■ Extracted information:
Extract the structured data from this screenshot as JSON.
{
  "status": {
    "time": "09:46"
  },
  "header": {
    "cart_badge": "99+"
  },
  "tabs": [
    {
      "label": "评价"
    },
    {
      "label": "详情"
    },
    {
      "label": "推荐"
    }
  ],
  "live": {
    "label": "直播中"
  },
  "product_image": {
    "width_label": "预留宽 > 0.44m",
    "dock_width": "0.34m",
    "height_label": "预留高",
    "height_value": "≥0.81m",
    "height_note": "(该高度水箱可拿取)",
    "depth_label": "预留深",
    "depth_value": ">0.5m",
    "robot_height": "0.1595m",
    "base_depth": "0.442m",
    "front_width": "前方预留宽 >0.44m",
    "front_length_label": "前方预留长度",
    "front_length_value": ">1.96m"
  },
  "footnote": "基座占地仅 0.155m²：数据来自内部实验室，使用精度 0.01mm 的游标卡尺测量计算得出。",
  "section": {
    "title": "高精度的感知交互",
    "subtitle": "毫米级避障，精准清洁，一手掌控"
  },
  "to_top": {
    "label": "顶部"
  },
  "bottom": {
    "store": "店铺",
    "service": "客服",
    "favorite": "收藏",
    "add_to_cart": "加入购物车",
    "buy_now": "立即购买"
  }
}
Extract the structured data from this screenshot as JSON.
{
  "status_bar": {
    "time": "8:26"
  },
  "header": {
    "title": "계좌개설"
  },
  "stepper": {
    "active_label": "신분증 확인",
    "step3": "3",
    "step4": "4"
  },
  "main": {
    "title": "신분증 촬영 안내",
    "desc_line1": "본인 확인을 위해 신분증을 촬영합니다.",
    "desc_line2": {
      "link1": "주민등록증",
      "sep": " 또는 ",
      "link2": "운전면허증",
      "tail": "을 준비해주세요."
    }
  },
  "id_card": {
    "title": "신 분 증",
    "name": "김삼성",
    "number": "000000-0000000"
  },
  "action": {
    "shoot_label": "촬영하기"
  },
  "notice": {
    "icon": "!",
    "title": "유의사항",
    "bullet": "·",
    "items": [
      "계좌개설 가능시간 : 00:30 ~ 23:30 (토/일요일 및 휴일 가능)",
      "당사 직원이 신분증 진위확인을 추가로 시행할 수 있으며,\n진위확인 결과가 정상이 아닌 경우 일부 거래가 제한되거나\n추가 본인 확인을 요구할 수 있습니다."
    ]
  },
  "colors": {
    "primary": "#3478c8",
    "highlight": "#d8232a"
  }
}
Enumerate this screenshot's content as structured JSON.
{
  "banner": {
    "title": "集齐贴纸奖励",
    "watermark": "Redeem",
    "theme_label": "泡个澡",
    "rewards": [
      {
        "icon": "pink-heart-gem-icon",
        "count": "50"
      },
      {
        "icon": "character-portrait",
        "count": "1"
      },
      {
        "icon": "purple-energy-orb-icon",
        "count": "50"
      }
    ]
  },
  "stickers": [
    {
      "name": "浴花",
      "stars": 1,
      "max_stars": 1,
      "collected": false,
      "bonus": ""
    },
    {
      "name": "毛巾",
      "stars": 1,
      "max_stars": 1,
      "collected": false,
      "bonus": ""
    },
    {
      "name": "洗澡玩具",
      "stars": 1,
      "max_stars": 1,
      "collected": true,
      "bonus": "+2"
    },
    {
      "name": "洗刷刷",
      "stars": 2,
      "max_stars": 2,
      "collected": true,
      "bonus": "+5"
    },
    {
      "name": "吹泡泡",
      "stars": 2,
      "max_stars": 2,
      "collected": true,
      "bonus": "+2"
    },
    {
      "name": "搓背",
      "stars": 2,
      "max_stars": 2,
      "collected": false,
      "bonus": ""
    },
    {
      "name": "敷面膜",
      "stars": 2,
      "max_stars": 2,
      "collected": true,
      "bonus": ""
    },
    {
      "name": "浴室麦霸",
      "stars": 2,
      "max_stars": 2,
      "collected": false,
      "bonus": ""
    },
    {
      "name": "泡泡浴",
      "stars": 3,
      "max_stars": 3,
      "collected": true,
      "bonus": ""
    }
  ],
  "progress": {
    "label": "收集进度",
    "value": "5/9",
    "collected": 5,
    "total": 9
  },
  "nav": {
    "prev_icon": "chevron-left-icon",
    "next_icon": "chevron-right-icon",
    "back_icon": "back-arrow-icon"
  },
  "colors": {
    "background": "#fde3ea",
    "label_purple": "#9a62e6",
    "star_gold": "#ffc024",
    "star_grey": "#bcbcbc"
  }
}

■ Work instructions: Above are the records; retype them all without a single difference.

■ Response below:
Extract the structured data from this screenshot as JSON.
{
  "status": {
    "time": "09:46"
  },
  "header": {
    "cart_badge": "99+"
  },
  "tabs": [
    {
      "label": "评价"
    },
    {
      "label": "详情"
    },
    {
      "label": "推荐"
    }
  ],
  "live": {
    "label": "直播中"
  },
  "product_image": {
    "width_label": "预留宽 > 0.44m",
    "dock_width": "0.34m",
    "height_label": "预留高",
    "height_value": "≥0.81m",
    "height_note": "(该高度水箱可拿取)",
    "depth_label": "预留深",
    "depth_value": ">0.5m",
    "robot_height": "0.1595m",
    "base_depth": "0.442m",
    "front_width": "前方预留宽 >0.44m",
    "front_length_label": "前方预留长度",
    "front_length_value": ">1.96m"
  },
  "footnote": "基座占地仅 0.155m²：数据来自内部实验室，使用精度 0.01mm 的游标卡尺测量计算得出。",
  "section": {
    "title": "高精度的感知交互",
    "subtitle": "毫米级避障，精准清洁，一手掌控"
  },
  "to_top": {
    "label": "顶部"
  },
  "bottom": {
    "store": "店铺",
    "service": "客服",
    "favorite": "收藏",
    "add_to_cart": "加入购物车",
    "buy_now": "立即购买"
  }
}
Extract the structured data from this screenshot as JSON.
{
  "status_bar": {
    "time": "8:26"
  },
  "header": {
    "title": "계좌개설"
  },
  "stepper": {
    "active_label": "신분증 확인",
    "step3": "3",
    "step4": "4"
  },
  "main": {
    "title": "신분증 촬영 안내",
    "desc_line1": "본인 확인을 위해 신분증을 촬영합니다.",
    "desc_line2": {
      "link1": "주민등록증",
      "sep": " 또는 ",
      "link2": "운전면허증",
      "tail": "을 준비해주세요."
    }
  },
  "id_card": {
    "title": "신 분 증",
    "name": "김삼성",
    "number": "000000-0000000"
  },
  "action": {
    "shoot_label": "촬영하기"
  },
  "notice": {
    "icon": "!",
    "title": "유의사항",
    "bullet": "·",
    "items": [
      "계좌개설 가능시간 : 00:30 ~ 23:30 (토/일요일 및 휴일 가능)",
      "당사 직원이 신분증 진위확인을 추가로 시행할 수 있으며,\n진위확인 결과가 정상이 아닌 경우 일부 거래가 제한되거나\n추가 본인 확인을 요구할 수 있습니다."
    ]
  },
  "colors": {
    "primary": "#3478c8",
    "highlight": "#d8232a"
  }
}
Enumerate this screenshot's content as structured JSON.
{
  "banner": {
    "title": "集齐贴纸奖励",
    "watermark": "Redeem",
    "theme_label": "泡个澡",
    "rewards": [
      {
        "icon": "pink-heart-gem-icon",
        "count": "50"
      },
      {
        "icon": "character-portrait",
        "count": "1"
      },
      {
        "icon": "purple-energy-orb-icon",
        "count": "50"
      }
    ]
  },
  "stickers": [
    {
      "name": "浴花",
      "stars": 1,
      "max_stars": 1,
      "collected": false,
      "bonus": ""
    },
    {
      "name": "毛巾",
      "stars": 1,
      "max_stars": 1,
      "collected": false,
      "bonus": ""
    },
    {
      "name": "洗澡玩具",
      "stars": 1,
      "max_stars": 1,
      "collected": true,
      "bonus": "+2"
    },
    {
      "name": "洗刷刷",
      "stars": 2,
      "max_stars": 2,
      "collected": true,
      "bonus": "+5"
    },
    {
      "name": "吹泡泡",
      "stars": 2,
      "max_stars": 2,
      "collected": true,
      "bonus": "+2"
    },
    {
      "name": "搓背",
      "stars": 2,
      "max_stars": 2,
      "collected": false,
      "bonus": ""
    },
    {
      "name": "敷面膜",
      "stars": 2,
      "max_stars": 2,
      "collected": true,
      "bonus": ""
    },
    {
      "name": "浴室麦霸",
      "stars": 2,
      "max_stars": 2,
      "collected": false,
      "bonus": ""
    },
    {
      "name": "泡泡浴",
      "stars": 3,
      "max_stars": 3,
      "collected": true,
      "bonus": ""
    }
  ],
  "progress": {
    "label": "收集进度",
    "value": "5/9",
    "collected": 5,
    "total": 9
  },
  "nav": {
    "prev_icon": "chevron-left-icon",
    "next_icon": "chevron-right-icon",
    "back_icon": "back-arrow-icon"
  },
  "colors": {
    "background": "#fde3ea",
    "label_purple": "#9a62e6",
    "star_gold": "#ffc024",
    "star_grey": "#bcbcbc"
  }
}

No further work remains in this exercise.